* Available data *
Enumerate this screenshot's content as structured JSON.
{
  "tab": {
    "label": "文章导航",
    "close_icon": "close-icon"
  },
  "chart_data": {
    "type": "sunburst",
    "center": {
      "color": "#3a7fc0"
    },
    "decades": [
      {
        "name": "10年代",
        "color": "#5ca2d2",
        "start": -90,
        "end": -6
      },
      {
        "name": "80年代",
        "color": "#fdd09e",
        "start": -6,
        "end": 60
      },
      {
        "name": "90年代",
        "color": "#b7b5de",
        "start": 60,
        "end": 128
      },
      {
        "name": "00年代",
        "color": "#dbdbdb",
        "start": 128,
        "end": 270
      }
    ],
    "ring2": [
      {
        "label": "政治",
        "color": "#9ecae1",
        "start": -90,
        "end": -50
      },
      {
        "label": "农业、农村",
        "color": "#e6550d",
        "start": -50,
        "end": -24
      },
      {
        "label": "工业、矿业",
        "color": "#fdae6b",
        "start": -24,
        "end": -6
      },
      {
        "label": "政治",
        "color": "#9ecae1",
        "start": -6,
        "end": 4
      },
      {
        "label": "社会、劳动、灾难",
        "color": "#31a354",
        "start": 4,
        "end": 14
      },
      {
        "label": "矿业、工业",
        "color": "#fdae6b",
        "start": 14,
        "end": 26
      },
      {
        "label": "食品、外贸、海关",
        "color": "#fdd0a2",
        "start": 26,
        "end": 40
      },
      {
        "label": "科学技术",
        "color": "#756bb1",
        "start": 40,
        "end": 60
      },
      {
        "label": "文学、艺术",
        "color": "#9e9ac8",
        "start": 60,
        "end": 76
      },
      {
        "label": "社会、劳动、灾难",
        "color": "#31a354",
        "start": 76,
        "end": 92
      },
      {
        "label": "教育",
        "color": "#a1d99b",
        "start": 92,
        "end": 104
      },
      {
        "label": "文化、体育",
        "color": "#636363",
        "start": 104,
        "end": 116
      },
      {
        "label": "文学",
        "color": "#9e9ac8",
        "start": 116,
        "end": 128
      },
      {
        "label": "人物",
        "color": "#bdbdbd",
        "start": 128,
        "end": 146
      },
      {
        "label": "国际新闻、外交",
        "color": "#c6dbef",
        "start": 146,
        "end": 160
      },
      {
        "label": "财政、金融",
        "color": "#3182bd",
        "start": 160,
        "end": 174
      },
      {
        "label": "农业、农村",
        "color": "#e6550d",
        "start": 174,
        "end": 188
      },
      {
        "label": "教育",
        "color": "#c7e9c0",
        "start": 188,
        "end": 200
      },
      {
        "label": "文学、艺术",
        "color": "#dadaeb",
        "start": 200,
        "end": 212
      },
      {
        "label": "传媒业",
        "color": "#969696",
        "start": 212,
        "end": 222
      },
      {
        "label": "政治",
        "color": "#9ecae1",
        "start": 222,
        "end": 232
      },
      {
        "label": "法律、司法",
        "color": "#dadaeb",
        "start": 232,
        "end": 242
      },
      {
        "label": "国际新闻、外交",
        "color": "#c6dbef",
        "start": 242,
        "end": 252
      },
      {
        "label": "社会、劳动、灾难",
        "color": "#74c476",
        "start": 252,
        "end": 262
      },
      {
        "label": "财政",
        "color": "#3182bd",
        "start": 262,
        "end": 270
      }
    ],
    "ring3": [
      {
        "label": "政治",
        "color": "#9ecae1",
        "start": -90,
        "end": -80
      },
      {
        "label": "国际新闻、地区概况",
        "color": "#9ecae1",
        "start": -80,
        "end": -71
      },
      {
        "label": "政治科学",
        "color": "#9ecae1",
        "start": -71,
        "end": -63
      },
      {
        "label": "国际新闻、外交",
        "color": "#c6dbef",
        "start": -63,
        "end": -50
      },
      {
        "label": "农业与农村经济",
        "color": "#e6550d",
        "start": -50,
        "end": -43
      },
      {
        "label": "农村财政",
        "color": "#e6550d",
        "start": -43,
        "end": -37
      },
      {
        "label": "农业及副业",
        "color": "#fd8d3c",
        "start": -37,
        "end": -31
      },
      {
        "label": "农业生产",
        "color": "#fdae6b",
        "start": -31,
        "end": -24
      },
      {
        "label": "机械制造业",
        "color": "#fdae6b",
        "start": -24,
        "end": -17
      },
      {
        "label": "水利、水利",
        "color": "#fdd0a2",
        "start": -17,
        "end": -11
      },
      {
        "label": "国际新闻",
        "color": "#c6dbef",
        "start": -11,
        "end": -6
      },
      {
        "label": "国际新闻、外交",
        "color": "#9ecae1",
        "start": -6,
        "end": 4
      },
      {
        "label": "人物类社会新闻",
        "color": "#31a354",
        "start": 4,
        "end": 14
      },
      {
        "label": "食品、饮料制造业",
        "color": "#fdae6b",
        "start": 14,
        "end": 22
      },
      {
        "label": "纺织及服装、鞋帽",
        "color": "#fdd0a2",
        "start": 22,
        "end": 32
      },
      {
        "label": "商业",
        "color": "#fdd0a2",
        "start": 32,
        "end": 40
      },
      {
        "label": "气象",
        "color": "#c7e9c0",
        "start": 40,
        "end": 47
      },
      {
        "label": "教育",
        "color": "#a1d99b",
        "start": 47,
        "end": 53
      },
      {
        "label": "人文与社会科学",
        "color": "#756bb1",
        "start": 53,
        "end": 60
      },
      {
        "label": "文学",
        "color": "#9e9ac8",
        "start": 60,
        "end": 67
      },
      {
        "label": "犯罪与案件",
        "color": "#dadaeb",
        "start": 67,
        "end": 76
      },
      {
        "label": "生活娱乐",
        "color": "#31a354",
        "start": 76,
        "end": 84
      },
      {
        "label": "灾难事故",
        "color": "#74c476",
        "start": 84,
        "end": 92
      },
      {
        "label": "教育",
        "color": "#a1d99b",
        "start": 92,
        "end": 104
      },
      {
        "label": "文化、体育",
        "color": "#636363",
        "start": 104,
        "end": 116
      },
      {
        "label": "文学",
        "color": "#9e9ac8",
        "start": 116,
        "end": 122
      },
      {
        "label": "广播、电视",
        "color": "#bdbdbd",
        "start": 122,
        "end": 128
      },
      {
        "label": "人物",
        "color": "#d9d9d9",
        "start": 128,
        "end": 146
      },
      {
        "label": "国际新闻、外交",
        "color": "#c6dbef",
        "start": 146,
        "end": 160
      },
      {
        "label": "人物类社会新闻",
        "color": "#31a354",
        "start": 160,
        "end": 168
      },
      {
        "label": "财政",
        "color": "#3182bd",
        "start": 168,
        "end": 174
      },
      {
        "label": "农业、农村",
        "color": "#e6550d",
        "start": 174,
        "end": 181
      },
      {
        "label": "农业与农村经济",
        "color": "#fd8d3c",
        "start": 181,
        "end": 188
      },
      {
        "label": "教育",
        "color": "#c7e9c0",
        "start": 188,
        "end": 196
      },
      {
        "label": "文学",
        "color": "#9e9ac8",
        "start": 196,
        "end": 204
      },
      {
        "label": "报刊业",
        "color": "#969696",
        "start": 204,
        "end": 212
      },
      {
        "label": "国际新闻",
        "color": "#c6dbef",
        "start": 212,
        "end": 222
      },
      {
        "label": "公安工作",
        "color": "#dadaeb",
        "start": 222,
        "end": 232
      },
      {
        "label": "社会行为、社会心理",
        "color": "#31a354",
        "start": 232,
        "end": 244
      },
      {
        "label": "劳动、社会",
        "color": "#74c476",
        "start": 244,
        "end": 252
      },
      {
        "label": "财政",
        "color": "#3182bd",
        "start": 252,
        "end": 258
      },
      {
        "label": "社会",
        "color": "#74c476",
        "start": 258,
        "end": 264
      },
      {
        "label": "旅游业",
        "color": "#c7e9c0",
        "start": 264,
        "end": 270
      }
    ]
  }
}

* Task requirements *
Gather each line of the listing that holds the string "name".

* Answer to this exercise *
        "name": "10年代",
        "name": "80年代",
        "name": "90年代",
        "name": "00年代",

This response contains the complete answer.